Look through the data below and return each line where "structured" appears.

○ ○ ○

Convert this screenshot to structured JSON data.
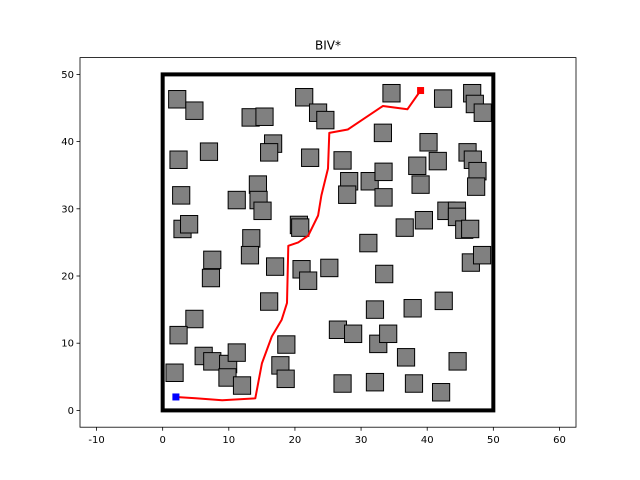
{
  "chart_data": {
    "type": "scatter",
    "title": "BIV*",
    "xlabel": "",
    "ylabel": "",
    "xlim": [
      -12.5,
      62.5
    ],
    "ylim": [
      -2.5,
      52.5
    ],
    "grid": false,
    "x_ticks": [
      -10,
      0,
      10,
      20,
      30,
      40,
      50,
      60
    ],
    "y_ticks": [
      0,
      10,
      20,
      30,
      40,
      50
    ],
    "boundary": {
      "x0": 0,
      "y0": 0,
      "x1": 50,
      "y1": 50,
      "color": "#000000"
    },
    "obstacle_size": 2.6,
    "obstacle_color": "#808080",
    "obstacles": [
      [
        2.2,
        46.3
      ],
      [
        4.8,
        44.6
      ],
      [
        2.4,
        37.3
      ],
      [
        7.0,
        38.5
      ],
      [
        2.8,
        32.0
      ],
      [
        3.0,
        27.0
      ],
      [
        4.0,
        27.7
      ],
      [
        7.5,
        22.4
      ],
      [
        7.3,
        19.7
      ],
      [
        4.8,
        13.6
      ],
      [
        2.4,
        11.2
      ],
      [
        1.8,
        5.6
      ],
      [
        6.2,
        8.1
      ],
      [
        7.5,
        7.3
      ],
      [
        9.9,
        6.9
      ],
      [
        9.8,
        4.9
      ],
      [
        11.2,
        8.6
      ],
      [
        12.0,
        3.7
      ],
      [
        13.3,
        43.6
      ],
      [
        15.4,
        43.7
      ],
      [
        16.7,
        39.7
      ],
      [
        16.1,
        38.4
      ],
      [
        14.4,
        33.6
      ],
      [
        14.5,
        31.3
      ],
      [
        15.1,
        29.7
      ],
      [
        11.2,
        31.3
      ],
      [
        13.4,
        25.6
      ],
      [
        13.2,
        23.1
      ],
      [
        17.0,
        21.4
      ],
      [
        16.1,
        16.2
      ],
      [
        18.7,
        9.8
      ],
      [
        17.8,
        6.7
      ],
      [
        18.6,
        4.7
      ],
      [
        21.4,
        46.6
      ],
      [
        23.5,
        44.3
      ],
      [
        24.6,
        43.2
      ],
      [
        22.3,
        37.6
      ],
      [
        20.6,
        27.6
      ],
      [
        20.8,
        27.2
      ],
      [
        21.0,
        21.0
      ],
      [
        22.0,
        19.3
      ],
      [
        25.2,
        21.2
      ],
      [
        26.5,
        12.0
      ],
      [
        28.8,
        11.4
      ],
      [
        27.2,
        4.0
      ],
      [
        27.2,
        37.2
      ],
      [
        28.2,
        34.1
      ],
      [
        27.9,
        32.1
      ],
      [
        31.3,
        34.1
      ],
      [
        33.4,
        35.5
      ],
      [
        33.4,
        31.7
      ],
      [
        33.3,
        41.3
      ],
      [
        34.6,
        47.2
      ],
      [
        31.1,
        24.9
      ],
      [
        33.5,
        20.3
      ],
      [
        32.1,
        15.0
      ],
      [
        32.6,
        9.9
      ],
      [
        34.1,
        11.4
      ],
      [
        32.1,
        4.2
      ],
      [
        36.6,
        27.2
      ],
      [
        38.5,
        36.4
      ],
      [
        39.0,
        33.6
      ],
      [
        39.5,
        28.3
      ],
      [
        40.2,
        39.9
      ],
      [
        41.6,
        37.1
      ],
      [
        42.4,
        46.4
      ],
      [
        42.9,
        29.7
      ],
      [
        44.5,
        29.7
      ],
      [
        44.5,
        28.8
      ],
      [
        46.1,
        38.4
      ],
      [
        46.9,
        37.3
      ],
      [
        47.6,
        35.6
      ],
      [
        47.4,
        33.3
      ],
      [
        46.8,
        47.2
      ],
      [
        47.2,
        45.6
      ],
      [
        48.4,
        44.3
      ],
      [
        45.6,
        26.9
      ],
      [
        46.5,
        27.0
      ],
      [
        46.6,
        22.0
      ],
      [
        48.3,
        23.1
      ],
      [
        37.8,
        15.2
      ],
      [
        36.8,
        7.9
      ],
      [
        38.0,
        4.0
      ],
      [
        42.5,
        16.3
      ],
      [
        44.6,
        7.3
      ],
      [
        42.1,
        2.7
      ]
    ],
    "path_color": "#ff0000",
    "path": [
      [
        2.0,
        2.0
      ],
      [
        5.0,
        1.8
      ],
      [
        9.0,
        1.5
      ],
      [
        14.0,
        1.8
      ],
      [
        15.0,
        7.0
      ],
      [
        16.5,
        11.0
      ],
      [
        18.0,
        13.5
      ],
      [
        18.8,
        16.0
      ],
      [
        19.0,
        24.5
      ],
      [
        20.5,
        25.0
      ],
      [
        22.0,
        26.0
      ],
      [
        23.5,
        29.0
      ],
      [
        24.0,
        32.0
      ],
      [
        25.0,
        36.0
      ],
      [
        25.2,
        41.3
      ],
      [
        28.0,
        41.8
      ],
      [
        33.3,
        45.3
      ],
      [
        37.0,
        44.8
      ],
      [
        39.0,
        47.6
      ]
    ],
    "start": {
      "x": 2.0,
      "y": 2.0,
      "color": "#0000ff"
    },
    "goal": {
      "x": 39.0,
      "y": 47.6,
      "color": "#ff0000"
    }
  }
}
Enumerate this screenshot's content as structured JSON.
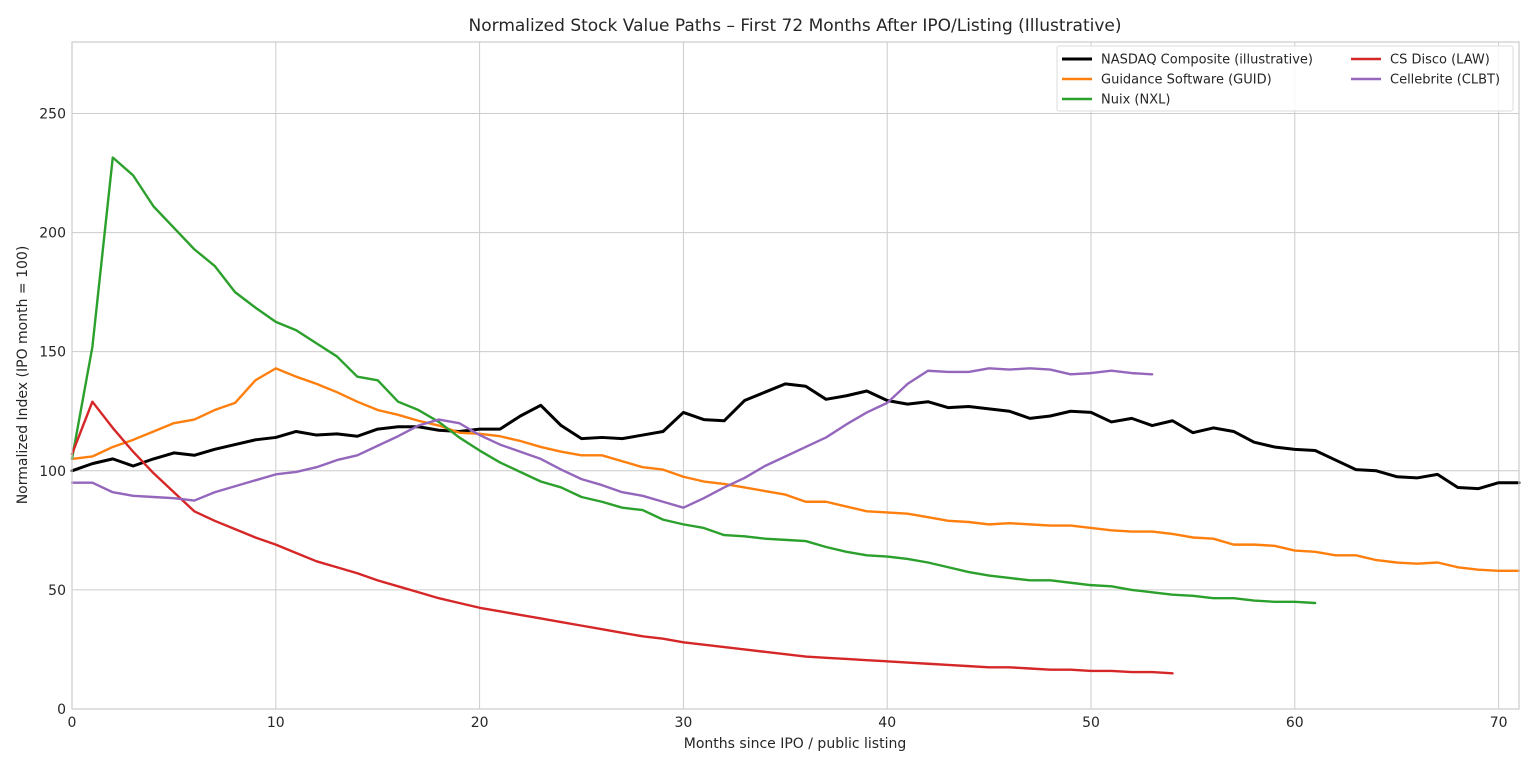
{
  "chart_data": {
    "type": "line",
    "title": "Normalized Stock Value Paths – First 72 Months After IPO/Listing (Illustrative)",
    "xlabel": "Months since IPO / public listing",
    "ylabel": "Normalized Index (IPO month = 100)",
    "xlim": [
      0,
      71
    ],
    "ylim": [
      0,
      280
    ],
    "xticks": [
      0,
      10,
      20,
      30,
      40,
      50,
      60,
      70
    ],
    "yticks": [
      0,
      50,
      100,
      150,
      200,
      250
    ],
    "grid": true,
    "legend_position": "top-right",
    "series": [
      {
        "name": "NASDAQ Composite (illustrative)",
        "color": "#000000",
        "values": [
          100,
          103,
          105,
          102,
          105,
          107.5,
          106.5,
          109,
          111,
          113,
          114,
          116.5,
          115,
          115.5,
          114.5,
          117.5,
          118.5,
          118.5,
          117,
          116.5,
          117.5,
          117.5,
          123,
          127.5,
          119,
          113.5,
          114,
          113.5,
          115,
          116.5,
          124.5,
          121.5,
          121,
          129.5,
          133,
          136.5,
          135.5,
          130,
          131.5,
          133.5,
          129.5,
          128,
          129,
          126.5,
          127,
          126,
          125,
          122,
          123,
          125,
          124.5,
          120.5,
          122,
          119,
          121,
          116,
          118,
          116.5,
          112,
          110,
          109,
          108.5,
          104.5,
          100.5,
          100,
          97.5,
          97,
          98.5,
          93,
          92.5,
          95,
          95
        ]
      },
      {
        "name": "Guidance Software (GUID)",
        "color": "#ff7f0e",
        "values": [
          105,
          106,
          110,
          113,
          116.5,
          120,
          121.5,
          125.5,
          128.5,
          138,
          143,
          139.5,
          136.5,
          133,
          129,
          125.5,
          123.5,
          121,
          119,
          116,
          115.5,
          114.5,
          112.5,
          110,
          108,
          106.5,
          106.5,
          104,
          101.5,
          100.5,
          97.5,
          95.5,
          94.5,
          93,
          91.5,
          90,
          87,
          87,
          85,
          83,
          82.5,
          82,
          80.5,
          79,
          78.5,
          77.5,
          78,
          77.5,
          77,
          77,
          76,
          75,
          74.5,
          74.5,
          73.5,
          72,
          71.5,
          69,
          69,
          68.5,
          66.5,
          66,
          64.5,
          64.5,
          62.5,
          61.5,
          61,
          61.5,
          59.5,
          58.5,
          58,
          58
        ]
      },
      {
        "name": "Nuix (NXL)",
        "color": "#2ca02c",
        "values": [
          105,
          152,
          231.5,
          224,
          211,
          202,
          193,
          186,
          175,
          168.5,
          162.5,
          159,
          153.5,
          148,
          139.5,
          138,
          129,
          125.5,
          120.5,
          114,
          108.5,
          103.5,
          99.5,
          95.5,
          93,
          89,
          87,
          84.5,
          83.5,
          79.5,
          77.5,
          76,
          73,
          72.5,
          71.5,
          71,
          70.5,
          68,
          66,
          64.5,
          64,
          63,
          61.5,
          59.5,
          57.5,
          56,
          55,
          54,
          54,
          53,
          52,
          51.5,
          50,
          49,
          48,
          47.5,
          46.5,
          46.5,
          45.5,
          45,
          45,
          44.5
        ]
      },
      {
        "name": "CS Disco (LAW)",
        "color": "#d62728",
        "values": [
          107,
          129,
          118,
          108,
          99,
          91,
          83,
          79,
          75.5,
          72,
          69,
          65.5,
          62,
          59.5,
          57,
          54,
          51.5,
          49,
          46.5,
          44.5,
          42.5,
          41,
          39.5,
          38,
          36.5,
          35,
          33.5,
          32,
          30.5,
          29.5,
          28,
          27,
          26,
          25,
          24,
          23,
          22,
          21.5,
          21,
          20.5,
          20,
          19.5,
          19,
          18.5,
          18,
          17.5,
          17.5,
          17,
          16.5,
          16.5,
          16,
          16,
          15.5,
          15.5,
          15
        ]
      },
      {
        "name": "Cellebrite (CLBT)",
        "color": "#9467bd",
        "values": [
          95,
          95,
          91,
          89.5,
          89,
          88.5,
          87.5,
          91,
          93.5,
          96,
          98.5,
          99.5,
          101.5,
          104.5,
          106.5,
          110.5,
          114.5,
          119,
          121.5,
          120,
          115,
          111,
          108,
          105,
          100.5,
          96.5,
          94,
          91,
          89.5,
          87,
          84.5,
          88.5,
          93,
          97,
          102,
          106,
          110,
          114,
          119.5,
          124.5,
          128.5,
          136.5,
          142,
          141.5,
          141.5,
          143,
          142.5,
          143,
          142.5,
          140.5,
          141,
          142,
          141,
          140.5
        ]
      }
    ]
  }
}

○ ○ ○

* EXERCISE RESPONSE
Convert this screenshot to structured JSON data.
Enumerate this screenshot's content as structured JSON.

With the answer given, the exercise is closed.